- [Task directions]: Leave out the images; return the rest of the data exactly.

— Start Supplied material —

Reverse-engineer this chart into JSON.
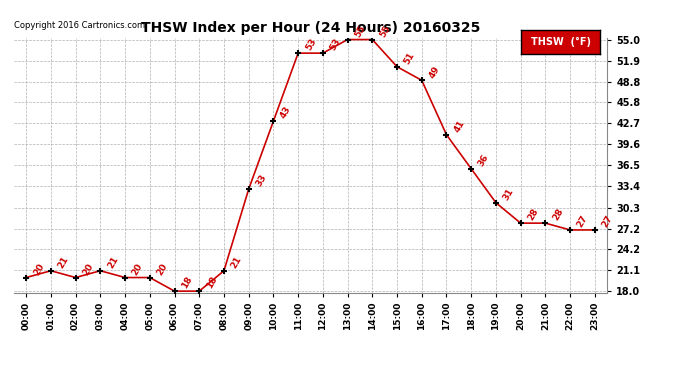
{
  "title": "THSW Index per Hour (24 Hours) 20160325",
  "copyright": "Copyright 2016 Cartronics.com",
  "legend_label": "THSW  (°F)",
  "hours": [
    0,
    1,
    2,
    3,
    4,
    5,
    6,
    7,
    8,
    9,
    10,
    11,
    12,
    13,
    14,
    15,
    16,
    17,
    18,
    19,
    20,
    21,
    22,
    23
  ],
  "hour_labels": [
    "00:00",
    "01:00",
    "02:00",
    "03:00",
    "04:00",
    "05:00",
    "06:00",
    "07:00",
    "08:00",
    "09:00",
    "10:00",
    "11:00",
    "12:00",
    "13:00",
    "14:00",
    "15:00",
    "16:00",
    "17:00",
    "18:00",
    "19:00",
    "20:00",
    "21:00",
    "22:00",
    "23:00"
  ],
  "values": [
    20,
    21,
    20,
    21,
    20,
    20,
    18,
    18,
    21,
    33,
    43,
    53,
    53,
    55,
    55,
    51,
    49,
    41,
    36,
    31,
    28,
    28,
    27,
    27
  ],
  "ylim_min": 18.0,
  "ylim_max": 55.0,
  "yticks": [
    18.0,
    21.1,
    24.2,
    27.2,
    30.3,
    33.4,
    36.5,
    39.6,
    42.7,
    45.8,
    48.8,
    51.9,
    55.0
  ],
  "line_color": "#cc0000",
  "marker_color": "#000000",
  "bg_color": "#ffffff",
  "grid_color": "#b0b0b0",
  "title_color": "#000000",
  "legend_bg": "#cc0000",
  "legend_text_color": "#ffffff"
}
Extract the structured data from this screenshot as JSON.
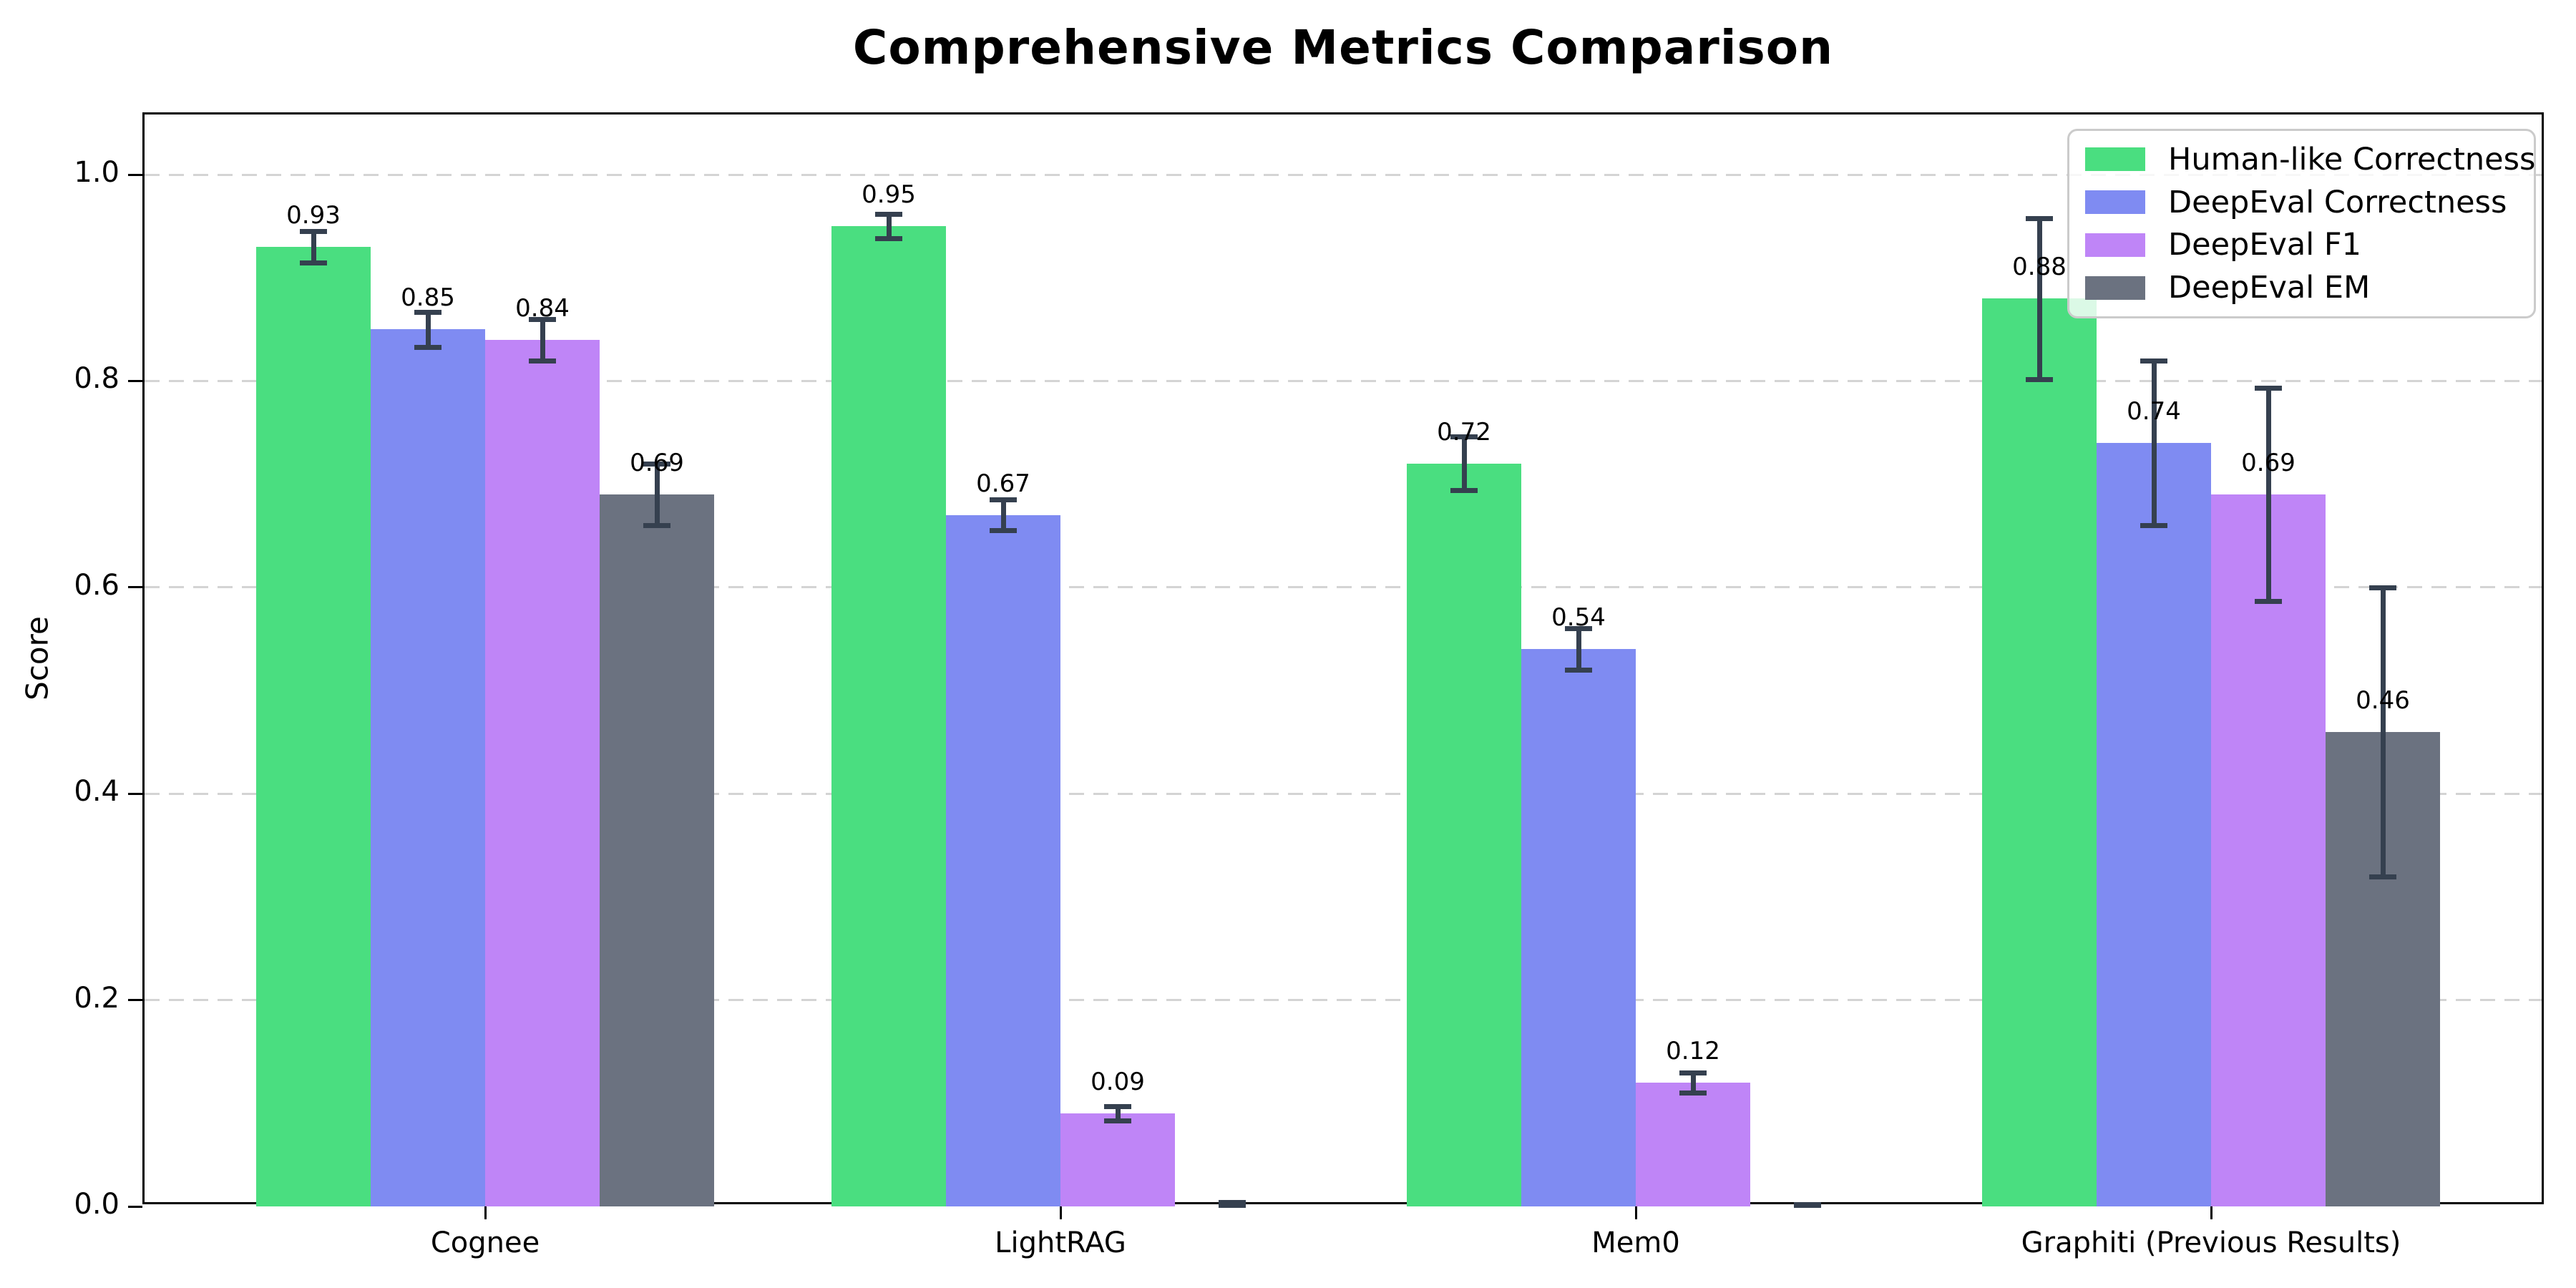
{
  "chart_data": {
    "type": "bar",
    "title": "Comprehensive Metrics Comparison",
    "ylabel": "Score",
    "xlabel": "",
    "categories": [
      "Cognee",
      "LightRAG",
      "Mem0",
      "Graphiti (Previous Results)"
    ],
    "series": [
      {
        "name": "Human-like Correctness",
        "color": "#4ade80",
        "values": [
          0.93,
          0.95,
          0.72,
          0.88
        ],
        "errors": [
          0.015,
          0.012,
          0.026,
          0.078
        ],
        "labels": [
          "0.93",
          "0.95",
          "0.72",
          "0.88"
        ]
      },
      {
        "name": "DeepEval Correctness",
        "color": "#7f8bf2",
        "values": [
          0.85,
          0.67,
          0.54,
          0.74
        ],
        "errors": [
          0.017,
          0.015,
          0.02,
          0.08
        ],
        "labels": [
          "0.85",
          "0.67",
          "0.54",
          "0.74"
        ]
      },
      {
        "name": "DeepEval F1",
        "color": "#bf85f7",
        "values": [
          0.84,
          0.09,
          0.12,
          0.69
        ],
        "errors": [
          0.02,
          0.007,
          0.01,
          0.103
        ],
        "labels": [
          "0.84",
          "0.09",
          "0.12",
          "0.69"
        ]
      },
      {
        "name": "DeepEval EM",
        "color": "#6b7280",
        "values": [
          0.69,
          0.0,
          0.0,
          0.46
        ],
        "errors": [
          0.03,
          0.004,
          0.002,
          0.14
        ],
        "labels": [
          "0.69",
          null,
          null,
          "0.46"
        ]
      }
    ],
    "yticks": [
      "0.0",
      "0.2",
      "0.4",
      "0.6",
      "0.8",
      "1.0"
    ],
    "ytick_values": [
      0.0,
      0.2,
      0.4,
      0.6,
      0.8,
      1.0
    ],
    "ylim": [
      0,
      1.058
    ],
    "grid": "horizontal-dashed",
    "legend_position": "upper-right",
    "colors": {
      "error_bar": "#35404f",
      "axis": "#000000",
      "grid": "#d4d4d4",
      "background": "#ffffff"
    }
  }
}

— End Supplied material —

- [Task result]:
Reverse-engineer this chart into JSON.
{
  "title": "THSW Index per Hour (24 Hours) 20160325",
  "copyright": "Copyright 2016 Cartronics.com",
  "legend_label": "THSW  (°F)",
  "hours": [
    0,
    1,
    2,
    3,
    4,
    5,
    6,
    7,
    8,
    9,
    10,
    11,
    12,
    13,
    14,
    15,
    16,
    17,
    18,
    19,
    20,
    21,
    22,
    23
  ],
  "hour_labels": [
    "00:00",
    "01:00",
    "02:00",
    "03:00",
    "04:00",
    "05:00",
    "06:00",
    "07:00",
    "08:00",
    "09:00",
    "10:00",
    "11:00",
    "12:00",
    "13:00",
    "14:00",
    "15:00",
    "16:00",
    "17:00",
    "18:00",
    "19:00",
    "20:00",
    "21:00",
    "22:00",
    "23:00"
  ],
  "values": [
    20,
    21,
    20,
    21,
    20,
    20,
    18,
    18,
    21,
    33,
    43,
    53,
    53,
    55,
    55,
    51,
    49,
    41,
    36,
    31,
    28,
    28,
    27,
    27
  ],
  "ylim_min": 18.0,
  "ylim_max": 55.0,
  "yticks": [
    18.0,
    21.1,
    24.2,
    27.2,
    30.3,
    33.4,
    36.5,
    39.6,
    42.7,
    45.8,
    48.8,
    51.9,
    55.0
  ],
  "line_color": "#cc0000",
  "marker_color": "#000000",
  "bg_color": "#ffffff",
  "grid_color": "#b0b0b0",
  "title_color": "#000000",
  "legend_bg": "#cc0000",
  "legend_text_color": "#ffffff"
}
Extract the structured data from this screenshot as JSON.
{
  "chart_data": {
    "type": "bar",
    "title": "Comprehensive Metrics Comparison",
    "ylabel": "Score",
    "xlabel": "",
    "categories": [
      "Cognee",
      "LightRAG",
      "Mem0",
      "Graphiti (Previous Results)"
    ],
    "series": [
      {
        "name": "Human-like Correctness",
        "color": "#4ade80",
        "values": [
          0.93,
          0.95,
          0.72,
          0.88
        ],
        "errors": [
          0.015,
          0.012,
          0.026,
          0.078
        ],
        "labels": [
          "0.93",
          "0.95",
          "0.72",
          "0.88"
        ]
      },
      {
        "name": "DeepEval Correctness",
        "color": "#7f8bf2",
        "values": [
          0.85,
          0.67,
          0.54,
          0.74
        ],
        "errors": [
          0.017,
          0.015,
          0.02,
          0.08
        ],
        "labels": [
          "0.85",
          "0.67",
          "0.54",
          "0.74"
        ]
      },
      {
        "name": "DeepEval F1",
        "color": "#bf85f7",
        "values": [
          0.84,
          0.09,
          0.12,
          0.69
        ],
        "errors": [
          0.02,
          0.007,
          0.01,
          0.103
        ],
        "labels": [
          "0.84",
          "0.09",
          "0.12",
          "0.69"
        ]
      },
      {
        "name": "DeepEval EM",
        "color": "#6b7280",
        "values": [
          0.69,
          0.0,
          0.0,
          0.46
        ],
        "errors": [
          0.03,
          0.004,
          0.002,
          0.14
        ],
        "labels": [
          "0.69",
          null,
          null,
          "0.46"
        ]
      }
    ],
    "yticks": [
      "0.0",
      "0.2",
      "0.4",
      "0.6",
      "0.8",
      "1.0"
    ],
    "ytick_values": [
      0.0,
      0.2,
      0.4,
      0.6,
      0.8,
      1.0
    ],
    "ylim": [
      0,
      1.058
    ],
    "grid": "horizontal-dashed",
    "legend_position": "upper-right",
    "colors": {
      "error_bar": "#35404f",
      "axis": "#000000",
      "grid": "#d4d4d4",
      "background": "#ffffff"
    }
  }
}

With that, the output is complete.